▸ Work to do:
In your copy, repeat the records exactly and leave out the pictures.

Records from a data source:
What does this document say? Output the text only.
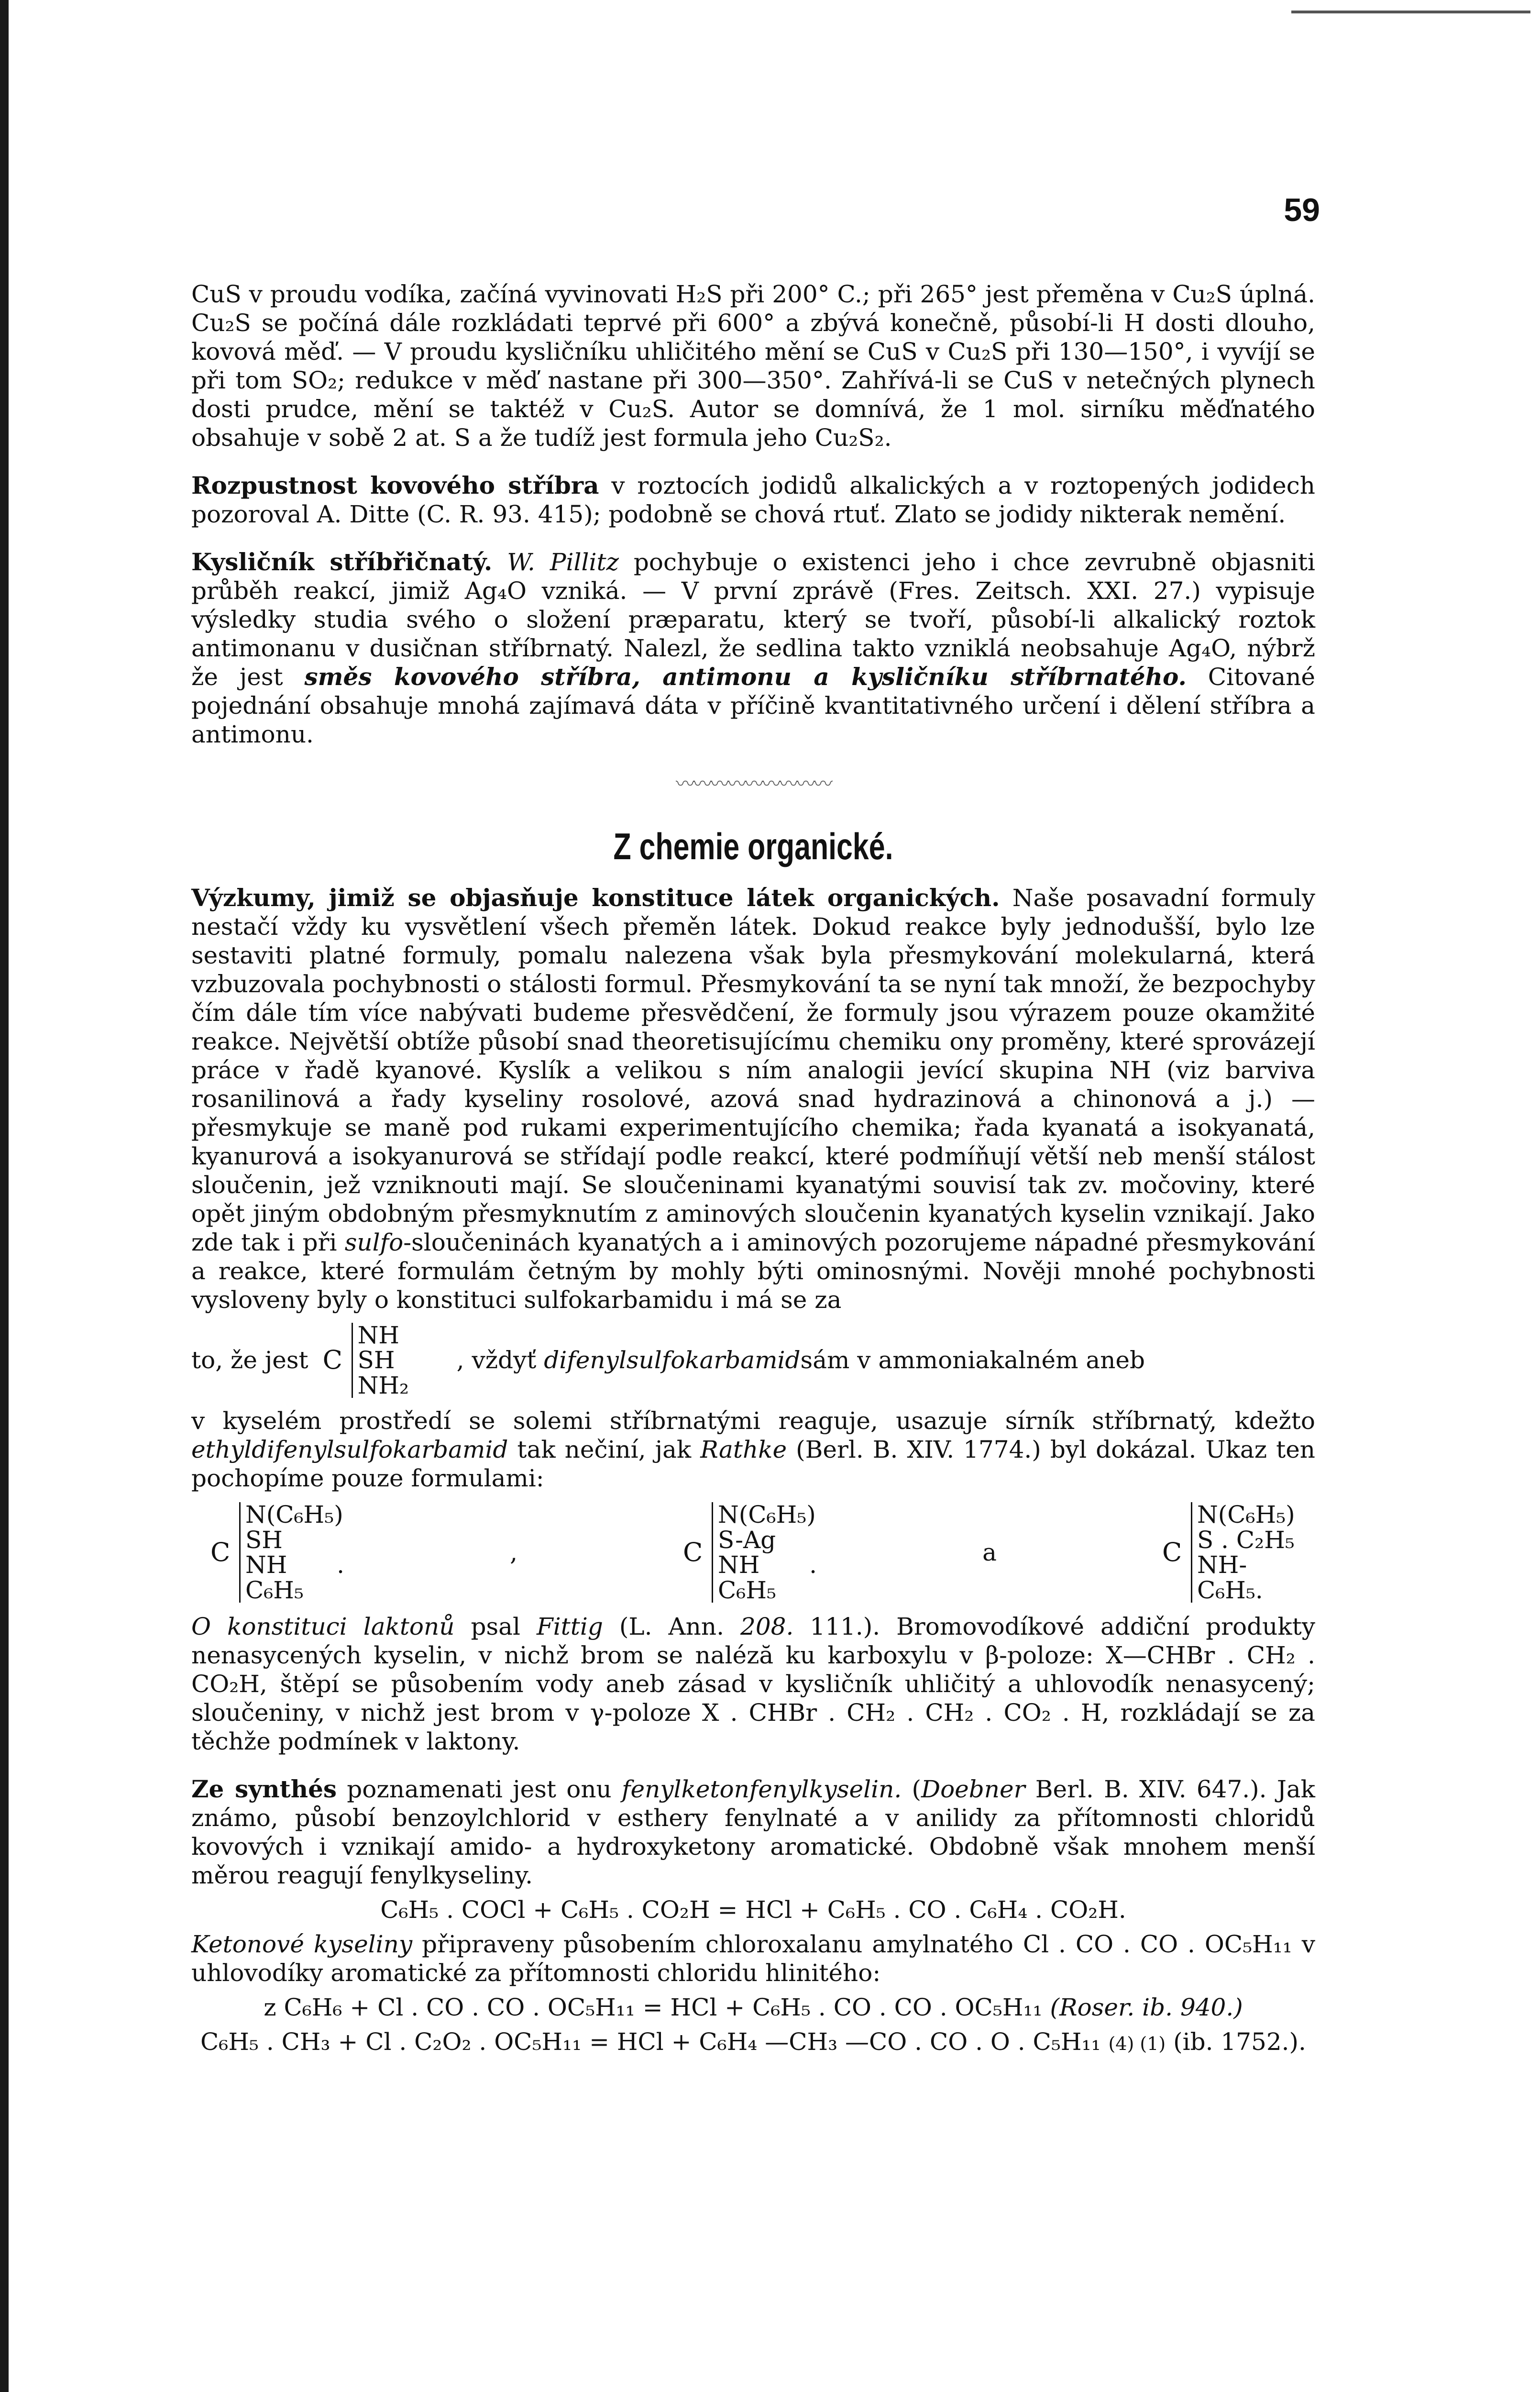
59

CuS v proudu vodíka, začíná vyvinovati H₂S při 200° C.; při 265° jest přeměna v Cu₂S úplná. Cu₂S se počíná dále rozkládati teprvé při 600° a zbývá konečně, působí-li H dosti dlouho, kovová měď. — V proudu kysličníku uhličitého mění se CuS v Cu₂S při 130—150°, i vyvíjí se při tom SO₂; redukce v měď nastane při 300—350°. Zahřívá-li se CuS v netečných plynech dosti prudce, mění se taktéž v Cu₂S. Autor se domnívá, že 1 mol. sirníku měďnatého obsahuje v sobě 2 at. S a že tudíž jest formula jeho Cu₂S₂.

Rozpustnost kovového stříbra v roztocích jodidů alkalických a v roztopených jodidech pozoroval A. Ditte (C. R. 93. 415); podobně se chová rtuť. Zlato se jodidy nikterak nemění.

Kysličník stříbřičnatý. W. Pillitz pochybuje o existenci jeho i chce zevrubně objasniti průběh reakcí, jimiž Ag₄O vzniká. — V první zprávě (Fres. Zeitsch. XXI. 27.) vypisuje výsledky studia svého o složení præparatu, který se tvoří, působí-li alkalický roztok antimonanu v dusičnan stříbrnatý. Nalezl, že sedlina takto vzniklá neobsahuje Ag₄O, nýbrž že jest směs kovového stříbra, antimonu a kysličníku stříbrnatého. Citované pojednání obsahuje mnohá zajímavá dáta v příčině kvantitativného určení i dělení stříbra a antimonu.

〰〰〰〰〰〰〰〰〰
Z chemie organické.

Výzkumy, jimiž se objasňuje konstituce látek organických. Naše posavadní formuly nestačí vždy ku vysvětlení všech přeměn látek. Dokud reakce byly jednodušší, bylo lze sestaviti platné formuly, pomalu nalezena však byla přesmykování molekularná, která vzbuzovala pochybnosti o stálosti formul. Přesmykování ta se nyní tak množí, že bezpochyby čím dále tím více nabývati budeme přesvědčení, že formuly jsou výrazem pouze okamžité reakce. Největší obtíže působí snad theoretisujícímu chemiku ony proměny, které sprovázejí práce v řadě kyanové. Kyslík a velikou s ním analogii jevící skupina NH (viz barviva rosanilinová a řady kyseliny rosolové, azová snad hydrazinová a chinonová a j.) — přesmykuje se maně pod rukami experimentujícího chemika; řada kyanatá a isokyanatá, kyanurová a isokyanurová se střídají podle reakcí, které podmíňují větší neb menší stálost sloučenin, jež vzniknouti mají. Se sloučeninami kyanatými souvisí tak zv. močoviny, které opět jiným obdobným přesmyknutím z aminových sloučenin kyanatých kyselin vznikají. Jako zde tak i při sulfo-sloučeninách kyanatých a i aminových pozorujeme nápadné přesmykování a reakce, které formulám četným by mohly býti ominosnými. Nověji mnohé pochybnosti vysloveny byly o konstituci sulfokarbamidu i má se za

to, že jest C
NH
SH
NH₂
, vždyť
difenylsulfokarbamid sám v ammoniakalném aneb

v kyselém prostředí se solemi stříbrnatými reaguje, usazuje sírník stříbrnatý, kdežto ethyldifenylsulfokarbamid tak nečiní, jak Rathke (Berl. B. XIV. 1774.) byl dokázal. Ukaz ten pochopíme pouze formulami:

C
N(C₆H₅)
SH
NH . C₆H₅
,	C
N(C₆H₅)
S-Ag
NH . C₆H₅
a	C
N(C₆H₅)
S . C₂H₅
NH-C₆H₅.

O konstituci laktonů psal Fittig (L. Ann. 208. 111.). Bromovodíkové addiční produkty nenasycených kyselin, v nichž brom se naléză ku karboxylu v β-poloze: X—CHBr . CH₂ . CO₂H, štěpí se působením vody aneb zásad v kysličník uhličitý a uhlovodík nenasycený; sloučeniny, v nichž jest brom v γ-poloze X . CHBr . CH₂ . CH₂ . CO₂ . H, rozkládají se za těchže podmínek v laktony.

Ze synthés poznamenati jest onu fenylketonfenylkyselin. (Doebner Berl. B. XIV. 647.). Jak známo, působí benzoylchlorid v esthery fenylnaté a v anilidy za přítomnosti chloridů kovových i vznikají amido- a hydroxyketony aromatické. Obdobně však mnohem menší měrou reagují fenylkyseliny.

C₆H₅ . COCl + C₆H₅ . CO₂H = HCl + C₆H₅ . CO . C₆H₄ . CO₂H.

Ketonové kyseliny připraveny působením chloroxalanu amylnatého Cl . CO . CO . OC₅H₁₁ v uhlovodíky aromatické za přítomnosti chloridu hlinitého:

z C₆H₆ + Cl . CO . CO . OC₅H₁₁ = HCl + C₆H₅ . CO . CO . OC₅H₁₁ (Roser. ib. 940.)
C₆H₅ . CH₃ + Cl . C₂O₂ . OC₅H₁₁ = HCl + C₆H₄ —CH₃ —CO . CO . O . C₅H₁₁ (4) (1) (ib. 1752.).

▸ Answer in full:
What does this document say? Output the text only.
59

CuS v proudu vodíka, začíná vyvinovati H₂S při 200° C.; při 265° jest přeměna v Cu₂S úplná. Cu₂S se počíná dále rozkládati teprvé při 600° a zbývá konečně, působí-li H dosti dlouho, kovová měď. — V proudu kysličníku uhličitého mění se CuS v Cu₂S při 130—150°, i vyvíjí se při tom SO₂; redukce v měď nastane při 300—350°. Zahřívá-li se CuS v netečných plynech dosti prudce, mění se taktéž v Cu₂S. Autor se domnívá, že 1 mol. sirníku měďnatého obsahuje v sobě 2 at. S a že tudíž jest formula jeho Cu₂S₂.

Rozpustnost kovového stříbra v roztocích jodidů alkalických a v roztopených jodidech pozoroval A. Ditte (C. R. 93. 415); podobně se chová rtuť. Zlato se jodidy nikterak nemění.

Kysličník stříbřičnatý. W. Pillitz pochybuje o existenci jeho i chce zevrubně objasniti průběh reakcí, jimiž Ag₄O vzniká. — V první zprávě (Fres. Zeitsch. XXI. 27.) vypisuje výsledky studia svého o složení præparatu, který se tvoří, působí-li alkalický roztok antimonanu v dusičnan stříbrnatý. Nalezl, že sedlina takto vzniklá neobsahuje Ag₄O, nýbrž že jest směs kovového stříbra, antimonu a kysličníku stříbrnatého. Citované pojednání obsahuje mnohá zajímavá dáta v příčině kvantitativného určení i dělení stříbra a antimonu.

〰〰〰〰〰〰〰〰〰
Z chemie organické.

Výzkumy, jimiž se objasňuje konstituce látek organických. Naše posavadní formuly nestačí vždy ku vysvětlení všech přeměn látek. Dokud reakce byly jednodušší, bylo lze sestaviti platné formuly, pomalu nalezena však byla přesmykování molekularná, která vzbuzovala pochybnosti o stálosti formul. Přesmykování ta se nyní tak množí, že bezpochyby čím dále tím více nabývati budeme přesvědčení, že formuly jsou výrazem pouze okamžité reakce. Největší obtíže působí snad theoretisujícímu chemiku ony proměny, které sprovázejí práce v řadě kyanové. Kyslík a velikou s ním analogii jevící skupina NH (viz barviva rosanilinová a řady kyseliny rosolové, azová snad hydrazinová a chinonová a j.) — přesmykuje se maně pod rukami experimentujícího chemika; řada kyanatá a isokyanatá, kyanurová a isokyanurová se střídají podle reakcí, které podmíňují větší neb menší stálost sloučenin, jež vzniknouti mají. Se sloučeninami kyanatými souvisí tak zv. močoviny, které opět jiným obdobným přesmyknutím z aminových sloučenin kyanatých kyselin vznikají. Jako zde tak i při sulfo-sloučeninách kyanatých a i aminových pozorujeme nápadné přesmykování a reakce, které formulám četným by mohly býti ominosnými. Nověji mnohé pochybnosti vysloveny byly o konstituci sulfokarbamidu i má se za

to, že jest C
NH
SH
NH₂
, vždyť
difenylsulfokarbamid sám v ammoniakalném aneb

v kyselém prostředí se solemi stříbrnatými reaguje, usazuje sírník stříbrnatý, kdežto ethyldifenylsulfokarbamid tak nečiní, jak Rathke (Berl. B. XIV. 1774.) byl dokázal. Ukaz ten pochopíme pouze formulami:

C
N(C₆H₅)
SH
NH . C₆H₅
,	C
N(C₆H₅)
S-Ag
NH . C₆H₅
a	C
N(C₆H₅)
S . C₂H₅
NH-C₆H₅.

O konstituci laktonů psal Fittig (L. Ann. 208. 111.). Bromovodíkové addiční produkty nenasycených kyselin, v nichž brom se naléză ku karboxylu v β-poloze: X—CHBr . CH₂ . CO₂H, štěpí se působením vody aneb zásad v kysličník uhličitý a uhlovodík nenasycený; sloučeniny, v nichž jest brom v γ-poloze X . CHBr . CH₂ . CH₂ . CO₂ . H, rozkládají se za těchže podmínek v laktony.

Ze synthés poznamenati jest onu fenylketonfenylkyselin. (Doebner Berl. B. XIV. 647.). Jak známo, působí benzoylchlorid v esthery fenylnaté a v anilidy za přítomnosti chloridů kovových i vznikají amido- a hydroxyketony aromatické. Obdobně však mnohem menší měrou reagují fenylkyseliny.

C₆H₅ . COCl + C₆H₅ . CO₂H = HCl + C₆H₅ . CO . C₆H₄ . CO₂H.

Ketonové kyseliny připraveny působením chloroxalanu amylnatého Cl . CO . CO . OC₅H₁₁ v uhlovodíky aromatické za přítomnosti chloridu hlinitého:

z C₆H₆ + Cl . CO . CO . OC₅H₁₁ = HCl + C₆H₅ . CO . CO . OC₅H₁₁ (Roser. ib. 940.)
C₆H₅ . CH₃ + Cl . C₂O₂ . OC₅H₁₁ = HCl + C₆H₄ —CH₃ —CO . CO . O . C₅H₁₁ (4) (1) (ib. 1752.).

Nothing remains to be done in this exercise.